Copy every line of the entries that includes the word "SRMTID".
* * *
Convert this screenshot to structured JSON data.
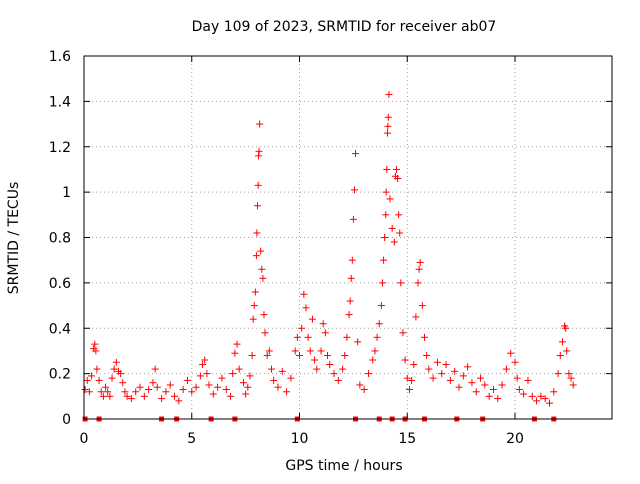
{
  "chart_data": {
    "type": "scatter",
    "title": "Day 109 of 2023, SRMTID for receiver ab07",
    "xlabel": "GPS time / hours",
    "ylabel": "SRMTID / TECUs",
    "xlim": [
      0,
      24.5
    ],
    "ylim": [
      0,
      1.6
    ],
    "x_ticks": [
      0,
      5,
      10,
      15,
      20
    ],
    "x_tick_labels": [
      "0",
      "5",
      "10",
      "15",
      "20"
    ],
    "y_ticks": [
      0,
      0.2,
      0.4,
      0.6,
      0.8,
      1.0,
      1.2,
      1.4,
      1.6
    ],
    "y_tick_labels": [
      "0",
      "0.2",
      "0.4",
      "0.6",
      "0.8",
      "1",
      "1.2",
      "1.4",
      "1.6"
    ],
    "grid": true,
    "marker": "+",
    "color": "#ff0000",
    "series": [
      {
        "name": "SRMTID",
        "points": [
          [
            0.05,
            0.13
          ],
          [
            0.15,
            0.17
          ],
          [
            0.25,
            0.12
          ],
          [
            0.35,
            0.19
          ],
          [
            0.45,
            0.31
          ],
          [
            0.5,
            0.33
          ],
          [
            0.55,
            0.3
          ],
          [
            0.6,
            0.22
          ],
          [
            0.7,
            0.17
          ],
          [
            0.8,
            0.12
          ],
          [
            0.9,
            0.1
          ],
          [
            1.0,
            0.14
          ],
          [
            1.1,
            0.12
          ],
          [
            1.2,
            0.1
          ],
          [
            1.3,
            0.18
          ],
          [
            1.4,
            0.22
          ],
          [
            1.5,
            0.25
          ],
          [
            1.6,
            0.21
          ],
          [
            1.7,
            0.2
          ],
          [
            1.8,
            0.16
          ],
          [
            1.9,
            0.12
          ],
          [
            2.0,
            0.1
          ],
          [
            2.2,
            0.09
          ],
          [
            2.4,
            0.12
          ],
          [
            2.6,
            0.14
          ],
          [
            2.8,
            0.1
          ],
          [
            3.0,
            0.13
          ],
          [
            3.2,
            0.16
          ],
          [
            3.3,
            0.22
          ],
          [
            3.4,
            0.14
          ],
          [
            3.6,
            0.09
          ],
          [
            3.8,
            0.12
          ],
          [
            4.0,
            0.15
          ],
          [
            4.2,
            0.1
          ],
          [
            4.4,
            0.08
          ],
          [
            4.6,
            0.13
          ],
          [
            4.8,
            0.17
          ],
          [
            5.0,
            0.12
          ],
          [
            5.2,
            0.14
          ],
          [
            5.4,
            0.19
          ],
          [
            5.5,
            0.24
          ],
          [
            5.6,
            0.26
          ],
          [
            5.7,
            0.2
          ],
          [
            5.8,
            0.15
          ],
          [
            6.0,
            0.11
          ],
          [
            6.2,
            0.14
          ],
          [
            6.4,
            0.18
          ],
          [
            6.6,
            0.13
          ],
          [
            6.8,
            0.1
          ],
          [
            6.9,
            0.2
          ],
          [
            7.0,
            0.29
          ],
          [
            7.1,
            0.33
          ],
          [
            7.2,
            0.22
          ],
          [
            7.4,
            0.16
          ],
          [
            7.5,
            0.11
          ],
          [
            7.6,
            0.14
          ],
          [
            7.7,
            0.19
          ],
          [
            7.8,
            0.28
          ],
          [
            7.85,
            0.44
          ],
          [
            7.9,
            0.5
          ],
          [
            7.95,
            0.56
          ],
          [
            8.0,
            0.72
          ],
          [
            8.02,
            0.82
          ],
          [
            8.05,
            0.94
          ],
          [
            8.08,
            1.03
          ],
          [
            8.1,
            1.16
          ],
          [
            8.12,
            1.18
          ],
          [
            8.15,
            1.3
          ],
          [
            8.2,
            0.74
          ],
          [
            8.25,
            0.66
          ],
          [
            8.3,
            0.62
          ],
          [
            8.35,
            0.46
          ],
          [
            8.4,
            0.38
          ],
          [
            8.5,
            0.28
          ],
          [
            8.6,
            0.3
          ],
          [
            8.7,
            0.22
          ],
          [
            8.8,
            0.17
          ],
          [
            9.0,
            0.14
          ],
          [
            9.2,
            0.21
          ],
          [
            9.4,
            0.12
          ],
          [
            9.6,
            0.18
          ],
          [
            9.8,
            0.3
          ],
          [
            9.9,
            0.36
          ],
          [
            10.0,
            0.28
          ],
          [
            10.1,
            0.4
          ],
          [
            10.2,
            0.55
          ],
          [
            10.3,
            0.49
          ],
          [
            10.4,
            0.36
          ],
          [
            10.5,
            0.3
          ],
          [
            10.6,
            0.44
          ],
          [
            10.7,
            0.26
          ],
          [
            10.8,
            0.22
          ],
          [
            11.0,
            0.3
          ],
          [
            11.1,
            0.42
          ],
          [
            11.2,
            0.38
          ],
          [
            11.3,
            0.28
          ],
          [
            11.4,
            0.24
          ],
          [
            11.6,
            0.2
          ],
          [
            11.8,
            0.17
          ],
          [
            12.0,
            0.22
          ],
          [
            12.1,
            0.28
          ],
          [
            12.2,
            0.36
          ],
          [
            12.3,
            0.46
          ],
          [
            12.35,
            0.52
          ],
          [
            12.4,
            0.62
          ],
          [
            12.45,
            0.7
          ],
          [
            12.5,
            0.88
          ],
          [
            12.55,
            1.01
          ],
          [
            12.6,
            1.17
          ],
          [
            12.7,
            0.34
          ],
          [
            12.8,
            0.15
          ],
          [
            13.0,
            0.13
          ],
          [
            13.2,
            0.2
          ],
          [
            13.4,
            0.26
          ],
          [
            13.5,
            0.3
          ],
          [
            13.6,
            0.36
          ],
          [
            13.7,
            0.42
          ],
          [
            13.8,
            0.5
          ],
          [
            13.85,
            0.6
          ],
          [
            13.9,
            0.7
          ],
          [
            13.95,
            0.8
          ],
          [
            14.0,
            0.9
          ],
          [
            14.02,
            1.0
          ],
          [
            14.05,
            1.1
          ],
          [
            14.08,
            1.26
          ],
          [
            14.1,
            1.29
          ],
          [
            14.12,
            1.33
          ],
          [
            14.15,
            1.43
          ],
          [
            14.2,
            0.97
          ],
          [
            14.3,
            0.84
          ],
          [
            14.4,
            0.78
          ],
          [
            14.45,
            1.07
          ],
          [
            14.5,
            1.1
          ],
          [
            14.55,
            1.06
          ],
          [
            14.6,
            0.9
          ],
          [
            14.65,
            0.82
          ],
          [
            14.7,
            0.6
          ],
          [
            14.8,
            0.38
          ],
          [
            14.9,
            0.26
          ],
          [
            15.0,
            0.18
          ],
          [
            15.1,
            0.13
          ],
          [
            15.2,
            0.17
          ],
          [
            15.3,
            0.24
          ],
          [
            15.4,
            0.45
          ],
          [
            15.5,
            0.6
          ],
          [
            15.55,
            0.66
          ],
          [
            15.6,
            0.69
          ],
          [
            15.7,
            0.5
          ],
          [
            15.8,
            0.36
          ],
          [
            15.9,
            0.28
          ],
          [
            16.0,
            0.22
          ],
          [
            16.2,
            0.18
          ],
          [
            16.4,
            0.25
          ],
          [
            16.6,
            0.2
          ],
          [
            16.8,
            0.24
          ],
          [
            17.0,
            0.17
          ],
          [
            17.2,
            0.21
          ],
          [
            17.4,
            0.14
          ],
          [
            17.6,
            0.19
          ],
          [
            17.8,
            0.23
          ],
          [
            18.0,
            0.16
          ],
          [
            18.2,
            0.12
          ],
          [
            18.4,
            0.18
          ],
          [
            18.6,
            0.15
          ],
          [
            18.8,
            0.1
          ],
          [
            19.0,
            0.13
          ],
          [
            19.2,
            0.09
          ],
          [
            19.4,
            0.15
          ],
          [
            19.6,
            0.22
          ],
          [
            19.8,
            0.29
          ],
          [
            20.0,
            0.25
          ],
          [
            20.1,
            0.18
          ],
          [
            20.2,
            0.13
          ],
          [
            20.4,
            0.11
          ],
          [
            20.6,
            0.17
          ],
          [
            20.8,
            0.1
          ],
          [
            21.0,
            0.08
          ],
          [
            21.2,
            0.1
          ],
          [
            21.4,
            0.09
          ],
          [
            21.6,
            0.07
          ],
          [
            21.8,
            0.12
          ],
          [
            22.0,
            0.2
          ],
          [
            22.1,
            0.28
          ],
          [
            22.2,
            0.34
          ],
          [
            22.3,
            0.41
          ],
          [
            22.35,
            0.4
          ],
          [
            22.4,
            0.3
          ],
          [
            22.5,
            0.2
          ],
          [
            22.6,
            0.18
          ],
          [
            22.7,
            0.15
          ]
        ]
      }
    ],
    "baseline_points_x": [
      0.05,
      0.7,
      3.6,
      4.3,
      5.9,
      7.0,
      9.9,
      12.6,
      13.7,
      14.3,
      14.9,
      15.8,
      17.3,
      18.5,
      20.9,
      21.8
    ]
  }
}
* * *
# Task response
    "title": "Day 109 of 2023, SRMTID for receiver ab07",
    "ylabel": "SRMTID / TECUs",
        "name": "SRMTID",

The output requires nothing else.